GIVEN REQUEST: Give the listing again exactly, omitting its images.
— Begin —
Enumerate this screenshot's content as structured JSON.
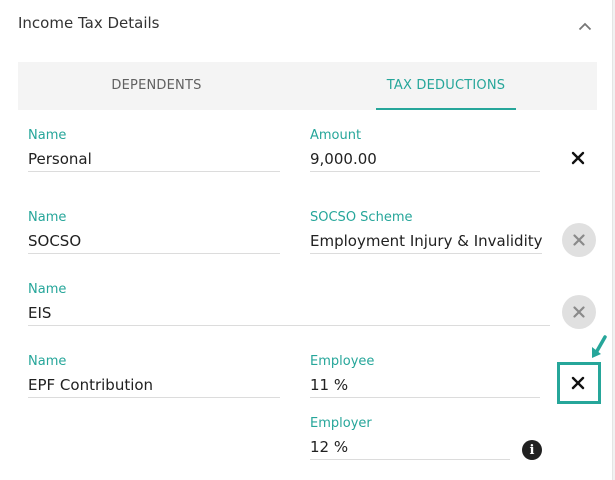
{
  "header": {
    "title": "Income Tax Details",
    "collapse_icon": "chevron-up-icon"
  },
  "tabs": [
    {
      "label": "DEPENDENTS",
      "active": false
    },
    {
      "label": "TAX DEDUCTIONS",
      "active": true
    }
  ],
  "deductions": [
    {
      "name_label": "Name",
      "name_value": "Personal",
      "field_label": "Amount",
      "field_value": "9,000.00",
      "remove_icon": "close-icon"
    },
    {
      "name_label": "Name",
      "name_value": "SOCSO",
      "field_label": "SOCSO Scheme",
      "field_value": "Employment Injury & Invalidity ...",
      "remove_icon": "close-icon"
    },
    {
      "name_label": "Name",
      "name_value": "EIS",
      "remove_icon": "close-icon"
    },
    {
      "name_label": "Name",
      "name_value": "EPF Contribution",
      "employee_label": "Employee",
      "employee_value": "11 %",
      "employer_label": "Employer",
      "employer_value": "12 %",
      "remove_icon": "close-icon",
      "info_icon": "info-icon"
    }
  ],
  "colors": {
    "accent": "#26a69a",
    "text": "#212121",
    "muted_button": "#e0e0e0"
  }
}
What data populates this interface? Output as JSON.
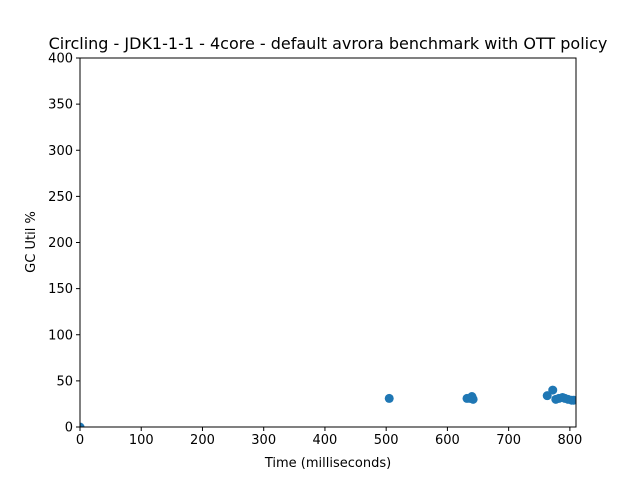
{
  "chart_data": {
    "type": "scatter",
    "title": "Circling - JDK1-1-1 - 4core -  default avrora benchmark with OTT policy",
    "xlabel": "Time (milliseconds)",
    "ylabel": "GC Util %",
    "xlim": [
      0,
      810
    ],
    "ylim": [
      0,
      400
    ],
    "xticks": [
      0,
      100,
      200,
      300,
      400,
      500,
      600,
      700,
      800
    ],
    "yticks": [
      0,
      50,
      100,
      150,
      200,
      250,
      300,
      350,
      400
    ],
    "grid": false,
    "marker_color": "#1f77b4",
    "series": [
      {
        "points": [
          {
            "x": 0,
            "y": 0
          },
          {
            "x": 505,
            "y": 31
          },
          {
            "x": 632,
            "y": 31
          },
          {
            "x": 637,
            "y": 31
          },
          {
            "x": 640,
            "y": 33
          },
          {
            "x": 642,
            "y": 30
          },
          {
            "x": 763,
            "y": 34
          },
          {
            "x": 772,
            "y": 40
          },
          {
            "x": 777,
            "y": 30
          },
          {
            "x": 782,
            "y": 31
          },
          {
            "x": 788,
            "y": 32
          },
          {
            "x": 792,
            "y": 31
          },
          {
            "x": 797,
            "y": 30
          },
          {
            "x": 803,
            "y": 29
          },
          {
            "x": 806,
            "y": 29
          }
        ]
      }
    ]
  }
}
— End —
CORRECT RESPONSE:
Enumerate this screenshot's content as structured JSON.
{
  "header": {
    "title": "Income Tax Details",
    "collapse_icon": "chevron-up-icon"
  },
  "tabs": [
    {
      "label": "DEPENDENTS",
      "active": false
    },
    {
      "label": "TAX DEDUCTIONS",
      "active": true
    }
  ],
  "deductions": [
    {
      "name_label": "Name",
      "name_value": "Personal",
      "field_label": "Amount",
      "field_value": "9,000.00",
      "remove_icon": "close-icon"
    },
    {
      "name_label": "Name",
      "name_value": "SOCSO",
      "field_label": "SOCSO Scheme",
      "field_value": "Employment Injury & Invalidity ...",
      "remove_icon": "close-icon"
    },
    {
      "name_label": "Name",
      "name_value": "EIS",
      "remove_icon": "close-icon"
    },
    {
      "name_label": "Name",
      "name_value": "EPF Contribution",
      "employee_label": "Employee",
      "employee_value": "11 %",
      "employer_label": "Employer",
      "employer_value": "12 %",
      "remove_icon": "close-icon",
      "info_icon": "info-icon"
    }
  ],
  "colors": {
    "accent": "#26a69a",
    "text": "#212121",
    "muted_button": "#e0e0e0"
  }
}
What data populates this interface? Output as JSON.
{
  "chart_data": {
    "type": "scatter",
    "title": "Circling - JDK1-1-1 - 4core -  default avrora benchmark with OTT policy",
    "xlabel": "Time (milliseconds)",
    "ylabel": "GC Util %",
    "xlim": [
      0,
      810
    ],
    "ylim": [
      0,
      400
    ],
    "xticks": [
      0,
      100,
      200,
      300,
      400,
      500,
      600,
      700,
      800
    ],
    "yticks": [
      0,
      50,
      100,
      150,
      200,
      250,
      300,
      350,
      400
    ],
    "grid": false,
    "marker_color": "#1f77b4",
    "series": [
      {
        "points": [
          {
            "x": 0,
            "y": 0
          },
          {
            "x": 505,
            "y": 31
          },
          {
            "x": 632,
            "y": 31
          },
          {
            "x": 637,
            "y": 31
          },
          {
            "x": 640,
            "y": 33
          },
          {
            "x": 642,
            "y": 30
          },
          {
            "x": 763,
            "y": 34
          },
          {
            "x": 772,
            "y": 40
          },
          {
            "x": 777,
            "y": 30
          },
          {
            "x": 782,
            "y": 31
          },
          {
            "x": 788,
            "y": 32
          },
          {
            "x": 792,
            "y": 31
          },
          {
            "x": 797,
            "y": 30
          },
          {
            "x": 803,
            "y": 29
          },
          {
            "x": 806,
            "y": 29
          }
        ]
      }
    ]
  }
}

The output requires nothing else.